Given problem
In the listing that follows, how many lines contain "true"? Give the number only.

Records supplied
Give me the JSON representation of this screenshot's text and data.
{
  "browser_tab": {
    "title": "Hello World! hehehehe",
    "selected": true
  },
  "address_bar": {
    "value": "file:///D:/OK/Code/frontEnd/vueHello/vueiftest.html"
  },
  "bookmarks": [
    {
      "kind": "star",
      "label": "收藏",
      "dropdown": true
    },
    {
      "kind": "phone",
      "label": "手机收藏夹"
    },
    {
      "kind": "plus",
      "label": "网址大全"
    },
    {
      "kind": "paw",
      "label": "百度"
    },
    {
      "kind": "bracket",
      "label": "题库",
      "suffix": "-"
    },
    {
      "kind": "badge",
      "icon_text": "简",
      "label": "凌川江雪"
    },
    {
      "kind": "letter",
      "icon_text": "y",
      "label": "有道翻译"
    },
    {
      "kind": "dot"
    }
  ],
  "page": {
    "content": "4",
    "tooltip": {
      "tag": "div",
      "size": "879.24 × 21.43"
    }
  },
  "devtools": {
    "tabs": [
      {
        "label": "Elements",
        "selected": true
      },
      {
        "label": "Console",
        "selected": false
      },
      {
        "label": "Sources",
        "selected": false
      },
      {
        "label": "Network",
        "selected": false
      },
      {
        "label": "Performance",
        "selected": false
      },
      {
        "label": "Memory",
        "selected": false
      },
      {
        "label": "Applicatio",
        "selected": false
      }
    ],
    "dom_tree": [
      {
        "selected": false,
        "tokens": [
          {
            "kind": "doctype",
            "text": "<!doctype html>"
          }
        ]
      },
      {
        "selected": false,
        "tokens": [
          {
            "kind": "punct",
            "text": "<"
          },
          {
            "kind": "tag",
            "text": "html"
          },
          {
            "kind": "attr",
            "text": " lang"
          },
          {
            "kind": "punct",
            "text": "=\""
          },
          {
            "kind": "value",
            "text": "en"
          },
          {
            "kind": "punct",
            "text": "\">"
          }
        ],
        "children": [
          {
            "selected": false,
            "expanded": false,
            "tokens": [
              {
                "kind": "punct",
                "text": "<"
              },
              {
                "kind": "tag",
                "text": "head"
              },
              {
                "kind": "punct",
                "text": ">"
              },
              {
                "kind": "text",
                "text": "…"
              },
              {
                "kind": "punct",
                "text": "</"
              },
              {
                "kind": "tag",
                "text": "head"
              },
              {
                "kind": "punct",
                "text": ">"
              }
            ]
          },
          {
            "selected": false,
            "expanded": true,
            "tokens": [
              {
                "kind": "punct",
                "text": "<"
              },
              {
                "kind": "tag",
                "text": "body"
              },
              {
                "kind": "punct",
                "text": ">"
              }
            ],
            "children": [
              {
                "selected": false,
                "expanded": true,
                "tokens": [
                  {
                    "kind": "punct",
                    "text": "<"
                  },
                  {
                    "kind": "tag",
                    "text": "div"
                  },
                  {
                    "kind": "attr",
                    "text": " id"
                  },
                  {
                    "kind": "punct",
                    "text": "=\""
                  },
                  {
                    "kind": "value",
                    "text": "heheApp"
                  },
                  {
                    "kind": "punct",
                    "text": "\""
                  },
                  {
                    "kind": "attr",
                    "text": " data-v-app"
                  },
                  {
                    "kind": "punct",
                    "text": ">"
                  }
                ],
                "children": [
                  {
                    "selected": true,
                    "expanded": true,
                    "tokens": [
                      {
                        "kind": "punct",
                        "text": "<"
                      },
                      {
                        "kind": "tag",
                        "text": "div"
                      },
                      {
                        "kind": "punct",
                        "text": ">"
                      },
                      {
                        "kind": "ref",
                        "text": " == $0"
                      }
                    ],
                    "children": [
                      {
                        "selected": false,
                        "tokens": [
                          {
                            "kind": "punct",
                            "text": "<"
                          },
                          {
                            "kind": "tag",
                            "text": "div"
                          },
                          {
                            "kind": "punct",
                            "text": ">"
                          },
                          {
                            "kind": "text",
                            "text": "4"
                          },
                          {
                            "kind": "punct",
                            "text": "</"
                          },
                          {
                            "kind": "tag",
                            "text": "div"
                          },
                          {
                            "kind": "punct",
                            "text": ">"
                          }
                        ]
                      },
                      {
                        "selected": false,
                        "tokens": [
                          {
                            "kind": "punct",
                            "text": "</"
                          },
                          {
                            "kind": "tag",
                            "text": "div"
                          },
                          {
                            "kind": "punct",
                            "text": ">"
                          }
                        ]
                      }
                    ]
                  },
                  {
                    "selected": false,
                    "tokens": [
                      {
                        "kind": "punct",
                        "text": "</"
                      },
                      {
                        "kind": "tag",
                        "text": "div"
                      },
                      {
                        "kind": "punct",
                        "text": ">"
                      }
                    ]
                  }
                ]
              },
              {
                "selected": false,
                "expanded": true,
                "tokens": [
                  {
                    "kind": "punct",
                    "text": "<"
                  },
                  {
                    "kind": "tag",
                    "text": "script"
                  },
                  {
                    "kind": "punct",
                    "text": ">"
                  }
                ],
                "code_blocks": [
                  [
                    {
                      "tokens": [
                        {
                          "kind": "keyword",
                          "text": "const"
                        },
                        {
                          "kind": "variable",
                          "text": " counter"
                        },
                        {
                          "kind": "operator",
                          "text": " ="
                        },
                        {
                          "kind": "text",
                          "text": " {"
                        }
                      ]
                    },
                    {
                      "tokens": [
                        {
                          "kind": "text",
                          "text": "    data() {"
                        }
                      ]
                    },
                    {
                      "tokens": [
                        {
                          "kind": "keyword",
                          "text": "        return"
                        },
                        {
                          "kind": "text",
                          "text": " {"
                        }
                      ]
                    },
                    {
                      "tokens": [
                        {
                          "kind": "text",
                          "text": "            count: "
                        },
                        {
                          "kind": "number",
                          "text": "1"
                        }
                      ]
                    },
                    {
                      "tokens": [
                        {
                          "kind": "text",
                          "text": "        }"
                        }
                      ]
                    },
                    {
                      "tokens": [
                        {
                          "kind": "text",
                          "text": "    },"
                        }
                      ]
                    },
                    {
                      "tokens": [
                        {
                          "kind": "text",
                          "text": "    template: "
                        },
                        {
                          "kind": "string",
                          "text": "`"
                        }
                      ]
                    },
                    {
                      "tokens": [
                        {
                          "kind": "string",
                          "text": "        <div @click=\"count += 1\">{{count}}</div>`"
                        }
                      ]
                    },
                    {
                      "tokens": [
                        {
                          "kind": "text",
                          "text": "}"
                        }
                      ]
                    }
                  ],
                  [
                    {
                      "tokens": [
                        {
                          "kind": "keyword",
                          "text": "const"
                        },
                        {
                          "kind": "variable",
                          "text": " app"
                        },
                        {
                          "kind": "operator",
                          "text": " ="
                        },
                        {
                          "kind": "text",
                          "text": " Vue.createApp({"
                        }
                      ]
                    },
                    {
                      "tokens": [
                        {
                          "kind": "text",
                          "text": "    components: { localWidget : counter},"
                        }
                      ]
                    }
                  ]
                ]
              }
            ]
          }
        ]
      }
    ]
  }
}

Correct result
8